**WHAT THE TASK REQUIRES:** Gather all lines in the entries below that include the word "Solid".

**AVAILABLE DATA:**

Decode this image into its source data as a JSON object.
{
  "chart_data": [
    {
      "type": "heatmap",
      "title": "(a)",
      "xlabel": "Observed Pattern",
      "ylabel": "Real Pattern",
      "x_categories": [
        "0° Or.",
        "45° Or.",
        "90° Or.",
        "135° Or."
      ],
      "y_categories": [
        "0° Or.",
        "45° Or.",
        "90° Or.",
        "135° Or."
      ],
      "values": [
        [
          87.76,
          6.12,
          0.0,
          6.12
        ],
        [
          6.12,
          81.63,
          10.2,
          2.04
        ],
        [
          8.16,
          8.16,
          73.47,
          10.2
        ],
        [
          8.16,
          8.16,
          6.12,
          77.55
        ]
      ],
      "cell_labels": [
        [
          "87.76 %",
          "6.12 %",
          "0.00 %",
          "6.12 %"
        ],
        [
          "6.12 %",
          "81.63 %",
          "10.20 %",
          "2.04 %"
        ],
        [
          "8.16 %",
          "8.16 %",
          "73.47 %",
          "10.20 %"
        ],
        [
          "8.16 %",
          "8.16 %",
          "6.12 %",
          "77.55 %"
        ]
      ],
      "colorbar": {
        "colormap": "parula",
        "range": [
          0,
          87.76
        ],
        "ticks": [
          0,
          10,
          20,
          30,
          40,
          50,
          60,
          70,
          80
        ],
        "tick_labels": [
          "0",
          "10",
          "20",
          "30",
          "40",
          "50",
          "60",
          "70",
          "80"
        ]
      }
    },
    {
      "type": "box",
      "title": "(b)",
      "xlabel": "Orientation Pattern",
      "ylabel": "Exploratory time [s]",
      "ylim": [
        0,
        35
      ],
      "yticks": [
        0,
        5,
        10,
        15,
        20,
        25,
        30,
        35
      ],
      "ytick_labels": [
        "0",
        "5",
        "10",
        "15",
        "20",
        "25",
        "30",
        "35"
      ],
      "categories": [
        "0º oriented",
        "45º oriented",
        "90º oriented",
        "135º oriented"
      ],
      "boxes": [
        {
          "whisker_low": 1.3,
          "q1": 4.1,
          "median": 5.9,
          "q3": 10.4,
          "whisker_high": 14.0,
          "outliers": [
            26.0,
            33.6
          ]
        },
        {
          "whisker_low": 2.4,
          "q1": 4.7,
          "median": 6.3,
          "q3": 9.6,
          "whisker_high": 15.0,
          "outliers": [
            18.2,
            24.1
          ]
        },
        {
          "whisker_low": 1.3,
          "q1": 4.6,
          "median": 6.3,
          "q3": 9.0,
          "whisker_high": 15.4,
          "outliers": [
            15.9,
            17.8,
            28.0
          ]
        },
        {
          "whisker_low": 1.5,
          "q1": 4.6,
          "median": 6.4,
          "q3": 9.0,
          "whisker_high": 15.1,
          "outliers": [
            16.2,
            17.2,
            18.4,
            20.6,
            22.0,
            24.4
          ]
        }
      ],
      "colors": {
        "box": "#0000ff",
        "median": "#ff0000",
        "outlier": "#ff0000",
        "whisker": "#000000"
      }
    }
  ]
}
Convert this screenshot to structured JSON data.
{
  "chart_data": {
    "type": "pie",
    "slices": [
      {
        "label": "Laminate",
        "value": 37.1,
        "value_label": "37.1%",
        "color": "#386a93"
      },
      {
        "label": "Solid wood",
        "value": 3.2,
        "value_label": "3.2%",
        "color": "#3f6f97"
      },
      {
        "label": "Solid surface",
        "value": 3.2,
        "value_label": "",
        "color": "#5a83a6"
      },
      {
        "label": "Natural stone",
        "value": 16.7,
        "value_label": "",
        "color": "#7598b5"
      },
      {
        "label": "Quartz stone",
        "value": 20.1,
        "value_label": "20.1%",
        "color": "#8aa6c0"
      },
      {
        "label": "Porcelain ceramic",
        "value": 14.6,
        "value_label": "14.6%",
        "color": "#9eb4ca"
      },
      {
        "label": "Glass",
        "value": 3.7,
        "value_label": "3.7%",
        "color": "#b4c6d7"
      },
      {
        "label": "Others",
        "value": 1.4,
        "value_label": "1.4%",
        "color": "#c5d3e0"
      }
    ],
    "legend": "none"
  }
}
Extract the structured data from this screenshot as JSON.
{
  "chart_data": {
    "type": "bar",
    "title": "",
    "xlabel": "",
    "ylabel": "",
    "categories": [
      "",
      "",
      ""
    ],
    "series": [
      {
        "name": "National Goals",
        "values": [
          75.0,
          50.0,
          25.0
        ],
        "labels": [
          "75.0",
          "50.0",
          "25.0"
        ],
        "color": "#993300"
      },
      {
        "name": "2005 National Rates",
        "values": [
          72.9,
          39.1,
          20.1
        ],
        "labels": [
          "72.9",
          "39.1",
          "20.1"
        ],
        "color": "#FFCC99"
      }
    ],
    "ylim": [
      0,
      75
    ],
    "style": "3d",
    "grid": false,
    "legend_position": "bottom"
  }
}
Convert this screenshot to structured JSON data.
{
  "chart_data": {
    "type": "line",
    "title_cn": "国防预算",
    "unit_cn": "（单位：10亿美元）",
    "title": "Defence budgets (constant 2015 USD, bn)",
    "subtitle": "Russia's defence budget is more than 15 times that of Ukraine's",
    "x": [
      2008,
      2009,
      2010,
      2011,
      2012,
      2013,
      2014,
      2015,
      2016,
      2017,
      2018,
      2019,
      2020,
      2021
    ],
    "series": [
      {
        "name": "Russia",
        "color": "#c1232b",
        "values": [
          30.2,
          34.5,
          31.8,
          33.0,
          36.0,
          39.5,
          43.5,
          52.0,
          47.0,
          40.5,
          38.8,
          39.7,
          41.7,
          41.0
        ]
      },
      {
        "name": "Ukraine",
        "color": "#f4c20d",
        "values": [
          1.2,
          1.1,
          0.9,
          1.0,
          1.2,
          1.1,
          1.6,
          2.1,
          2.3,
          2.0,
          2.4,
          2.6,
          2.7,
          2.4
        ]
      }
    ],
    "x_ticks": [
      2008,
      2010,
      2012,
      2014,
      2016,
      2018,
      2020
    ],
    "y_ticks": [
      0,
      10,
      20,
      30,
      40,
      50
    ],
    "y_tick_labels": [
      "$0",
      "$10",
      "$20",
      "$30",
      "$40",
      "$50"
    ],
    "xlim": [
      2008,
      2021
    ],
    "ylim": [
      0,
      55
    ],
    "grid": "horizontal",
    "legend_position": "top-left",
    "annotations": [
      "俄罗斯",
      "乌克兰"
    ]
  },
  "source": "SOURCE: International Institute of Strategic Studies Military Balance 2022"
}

**ANSWER TO THE PROBLEM:**
        "label": "Solid wood",
        "label": "Solid surface",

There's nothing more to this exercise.